======== STORED ROWS ========

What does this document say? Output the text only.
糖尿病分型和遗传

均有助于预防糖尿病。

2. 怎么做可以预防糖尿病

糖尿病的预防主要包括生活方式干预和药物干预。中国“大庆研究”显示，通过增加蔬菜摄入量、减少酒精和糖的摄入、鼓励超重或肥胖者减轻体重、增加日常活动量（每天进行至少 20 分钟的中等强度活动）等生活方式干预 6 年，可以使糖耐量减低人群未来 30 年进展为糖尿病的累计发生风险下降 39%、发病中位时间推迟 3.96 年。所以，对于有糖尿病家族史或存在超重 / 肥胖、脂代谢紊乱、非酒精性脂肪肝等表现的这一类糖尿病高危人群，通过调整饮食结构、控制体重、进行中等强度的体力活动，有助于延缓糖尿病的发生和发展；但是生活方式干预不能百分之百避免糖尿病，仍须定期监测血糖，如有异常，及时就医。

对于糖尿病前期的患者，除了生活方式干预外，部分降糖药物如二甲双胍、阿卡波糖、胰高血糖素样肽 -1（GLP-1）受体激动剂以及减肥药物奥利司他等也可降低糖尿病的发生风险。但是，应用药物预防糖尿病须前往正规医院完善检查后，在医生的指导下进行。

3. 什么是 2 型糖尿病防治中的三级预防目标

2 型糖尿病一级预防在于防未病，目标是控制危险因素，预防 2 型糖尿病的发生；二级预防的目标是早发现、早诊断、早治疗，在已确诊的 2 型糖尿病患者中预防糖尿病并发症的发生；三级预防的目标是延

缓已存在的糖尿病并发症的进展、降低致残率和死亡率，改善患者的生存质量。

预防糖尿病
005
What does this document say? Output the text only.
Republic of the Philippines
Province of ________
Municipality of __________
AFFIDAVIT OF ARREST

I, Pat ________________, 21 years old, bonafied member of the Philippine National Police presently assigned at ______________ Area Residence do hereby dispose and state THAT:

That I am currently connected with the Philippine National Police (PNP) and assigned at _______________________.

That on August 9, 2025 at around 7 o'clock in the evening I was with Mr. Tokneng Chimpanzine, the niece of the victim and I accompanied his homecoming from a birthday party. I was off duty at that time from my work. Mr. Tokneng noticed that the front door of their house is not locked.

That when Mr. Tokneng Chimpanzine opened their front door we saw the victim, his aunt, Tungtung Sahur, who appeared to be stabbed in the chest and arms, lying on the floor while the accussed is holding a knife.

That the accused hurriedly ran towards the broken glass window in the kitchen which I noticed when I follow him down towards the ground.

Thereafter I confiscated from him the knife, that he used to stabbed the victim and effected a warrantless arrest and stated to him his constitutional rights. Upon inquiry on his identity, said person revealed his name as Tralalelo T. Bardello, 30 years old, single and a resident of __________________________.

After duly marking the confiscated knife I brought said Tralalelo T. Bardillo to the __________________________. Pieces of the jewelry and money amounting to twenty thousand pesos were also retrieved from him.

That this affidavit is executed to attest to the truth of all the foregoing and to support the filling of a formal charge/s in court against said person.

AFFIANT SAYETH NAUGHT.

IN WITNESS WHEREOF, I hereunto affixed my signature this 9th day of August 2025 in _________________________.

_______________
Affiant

========

## WHAT IS BEING ASKED
Look through the data and show every line containing "National".

## REPLY TO THE TASK
I, Pat ________________, 21 years old, bonafied member of the Philippine National Police presently assigned at ______________ Area Residence do hereby dispose and state THAT:
That I am currently connected with the Philippine National Police (PNP) and assigned at _______________________.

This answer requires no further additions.